**Work required:** Don't copy the pictures; return every other part of the records exactly.

**Material supplied:**
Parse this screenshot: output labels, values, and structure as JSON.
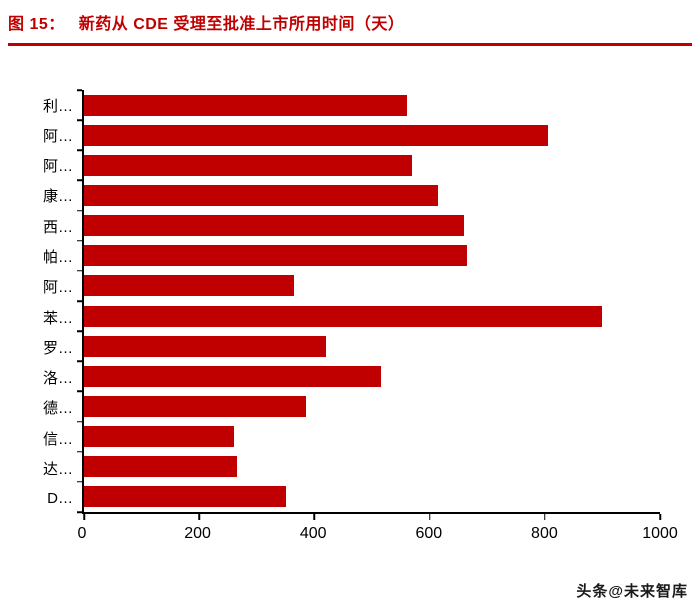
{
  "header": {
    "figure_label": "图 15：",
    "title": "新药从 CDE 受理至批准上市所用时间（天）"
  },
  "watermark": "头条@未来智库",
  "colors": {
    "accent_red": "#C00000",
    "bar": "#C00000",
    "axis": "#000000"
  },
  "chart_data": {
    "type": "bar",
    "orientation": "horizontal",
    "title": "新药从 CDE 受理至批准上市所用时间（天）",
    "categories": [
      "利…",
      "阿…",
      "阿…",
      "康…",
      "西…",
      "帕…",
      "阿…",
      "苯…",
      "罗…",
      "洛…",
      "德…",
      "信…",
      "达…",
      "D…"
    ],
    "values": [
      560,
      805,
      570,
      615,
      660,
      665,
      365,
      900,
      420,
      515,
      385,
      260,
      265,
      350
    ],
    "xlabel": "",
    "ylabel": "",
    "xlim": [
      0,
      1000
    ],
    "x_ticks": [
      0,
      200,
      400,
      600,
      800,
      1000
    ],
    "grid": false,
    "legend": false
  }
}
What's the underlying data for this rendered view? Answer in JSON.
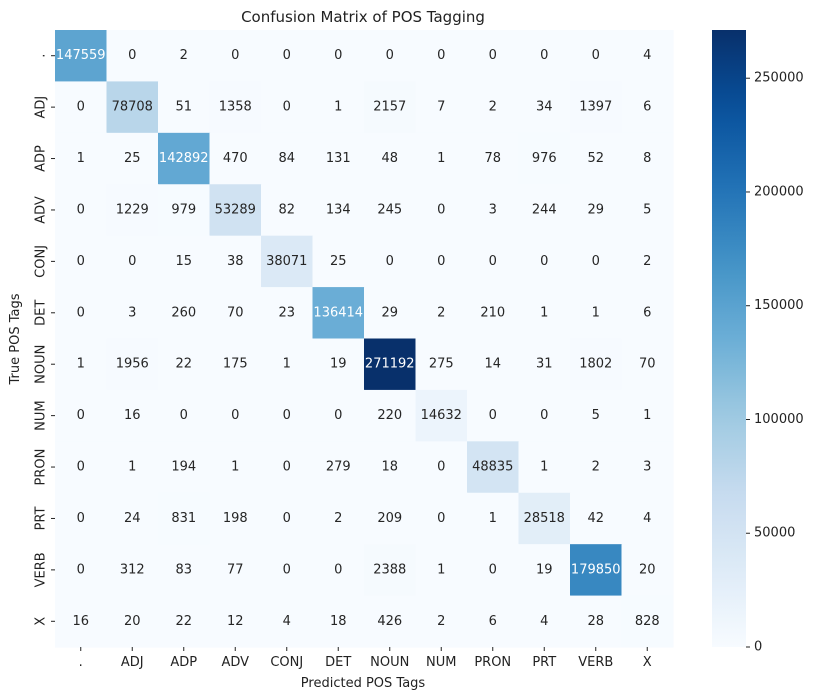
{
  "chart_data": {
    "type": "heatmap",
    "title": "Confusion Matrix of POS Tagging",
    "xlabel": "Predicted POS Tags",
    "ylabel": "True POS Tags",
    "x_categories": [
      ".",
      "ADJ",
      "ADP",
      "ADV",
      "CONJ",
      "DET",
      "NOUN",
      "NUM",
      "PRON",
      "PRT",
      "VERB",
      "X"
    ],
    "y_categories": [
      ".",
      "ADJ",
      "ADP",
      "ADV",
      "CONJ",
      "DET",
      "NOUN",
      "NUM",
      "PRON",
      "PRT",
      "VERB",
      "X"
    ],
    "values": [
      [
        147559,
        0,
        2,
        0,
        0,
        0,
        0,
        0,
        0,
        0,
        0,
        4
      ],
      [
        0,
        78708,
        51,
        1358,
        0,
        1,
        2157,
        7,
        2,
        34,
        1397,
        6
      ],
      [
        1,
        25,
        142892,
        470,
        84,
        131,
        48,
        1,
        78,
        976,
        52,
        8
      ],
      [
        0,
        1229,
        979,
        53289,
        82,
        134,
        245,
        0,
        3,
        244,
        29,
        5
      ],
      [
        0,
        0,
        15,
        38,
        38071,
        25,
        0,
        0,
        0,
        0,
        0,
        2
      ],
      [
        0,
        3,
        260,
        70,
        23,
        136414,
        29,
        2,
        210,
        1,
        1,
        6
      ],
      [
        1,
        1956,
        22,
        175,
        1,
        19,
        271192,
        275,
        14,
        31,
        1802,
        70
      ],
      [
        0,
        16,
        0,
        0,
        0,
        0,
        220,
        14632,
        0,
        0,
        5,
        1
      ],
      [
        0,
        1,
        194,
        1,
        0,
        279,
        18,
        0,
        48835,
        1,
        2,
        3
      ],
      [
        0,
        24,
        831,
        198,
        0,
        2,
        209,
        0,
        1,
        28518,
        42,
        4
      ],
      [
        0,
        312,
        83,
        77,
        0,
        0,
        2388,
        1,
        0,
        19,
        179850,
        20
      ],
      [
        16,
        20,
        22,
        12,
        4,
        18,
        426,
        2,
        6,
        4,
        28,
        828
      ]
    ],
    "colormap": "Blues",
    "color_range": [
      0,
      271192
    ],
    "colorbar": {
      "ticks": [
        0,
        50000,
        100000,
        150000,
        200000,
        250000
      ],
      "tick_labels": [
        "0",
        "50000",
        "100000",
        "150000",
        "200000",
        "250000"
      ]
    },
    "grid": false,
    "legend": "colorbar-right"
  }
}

**Answer to the exercise:**
Parse this screenshot: output labels, values, and structure as JSON.
{
  "header": {
    "figure_label": "图 15：",
    "title": "新药从 CDE 受理至批准上市所用时间（天）"
  },
  "watermark": "头条@未来智库",
  "colors": {
    "accent_red": "#C00000",
    "bar": "#C00000",
    "axis": "#000000"
  },
  "chart_data": {
    "type": "bar",
    "orientation": "horizontal",
    "title": "新药从 CDE 受理至批准上市所用时间（天）",
    "categories": [
      "利…",
      "阿…",
      "阿…",
      "康…",
      "西…",
      "帕…",
      "阿…",
      "苯…",
      "罗…",
      "洛…",
      "德…",
      "信…",
      "达…",
      "D…"
    ],
    "values": [
      560,
      805,
      570,
      615,
      660,
      665,
      365,
      900,
      420,
      515,
      385,
      260,
      265,
      350
    ],
    "xlabel": "",
    "ylabel": "",
    "xlim": [
      0,
      1000
    ],
    "x_ticks": [
      0,
      200,
      400,
      600,
      800,
      1000
    ],
    "grid": false,
    "legend": false
  }
}
What's the underlying data for this rendered view? Answer in JSON.
{
  "chart_data": {
    "type": "heatmap",
    "title": "Confusion Matrix of POS Tagging",
    "xlabel": "Predicted POS Tags",
    "ylabel": "True POS Tags",
    "x_categories": [
      ".",
      "ADJ",
      "ADP",
      "ADV",
      "CONJ",
      "DET",
      "NOUN",
      "NUM",
      "PRON",
      "PRT",
      "VERB",
      "X"
    ],
    "y_categories": [
      ".",
      "ADJ",
      "ADP",
      "ADV",
      "CONJ",
      "DET",
      "NOUN",
      "NUM",
      "PRON",
      "PRT",
      "VERB",
      "X"
    ],
    "values": [
      [
        147559,
        0,
        2,
        0,
        0,
        0,
        0,
        0,
        0,
        0,
        0,
        4
      ],
      [
        0,
        78708,
        51,
        1358,
        0,
        1,
        2157,
        7,
        2,
        34,
        1397,
        6
      ],
      [
        1,
        25,
        142892,
        470,
        84,
        131,
        48,
        1,
        78,
        976,
        52,
        8
      ],
      [
        0,
        1229,
        979,
        53289,
        82,
        134,
        245,
        0,
        3,
        244,
        29,
        5
      ],
      [
        0,
        0,
        15,
        38,
        38071,
        25,
        0,
        0,
        0,
        0,
        0,
        2
      ],
      [
        0,
        3,
        260,
        70,
        23,
        136414,
        29,
        2,
        210,
        1,
        1,
        6
      ],
      [
        1,
        1956,
        22,
        175,
        1,
        19,
        271192,
        275,
        14,
        31,
        1802,
        70
      ],
      [
        0,
        16,
        0,
        0,
        0,
        0,
        220,
        14632,
        0,
        0,
        5,
        1
      ],
      [
        0,
        1,
        194,
        1,
        0,
        279,
        18,
        0,
        48835,
        1,
        2,
        3
      ],
      [
        0,
        24,
        831,
        198,
        0,
        2,
        209,
        0,
        1,
        28518,
        42,
        4
      ],
      [
        0,
        312,
        83,
        77,
        0,
        0,
        2388,
        1,
        0,
        19,
        179850,
        20
      ],
      [
        16,
        20,
        22,
        12,
        4,
        18,
        426,
        2,
        6,
        4,
        28,
        828
      ]
    ],
    "colormap": "Blues",
    "color_range": [
      0,
      271192
    ],
    "colorbar": {
      "ticks": [
        0,
        50000,
        100000,
        150000,
        200000,
        250000
      ],
      "tick_labels": [
        "0",
        "50000",
        "100000",
        "150000",
        "200000",
        "250000"
      ]
    },
    "grid": false,
    "legend": "colorbar-right"
  }
}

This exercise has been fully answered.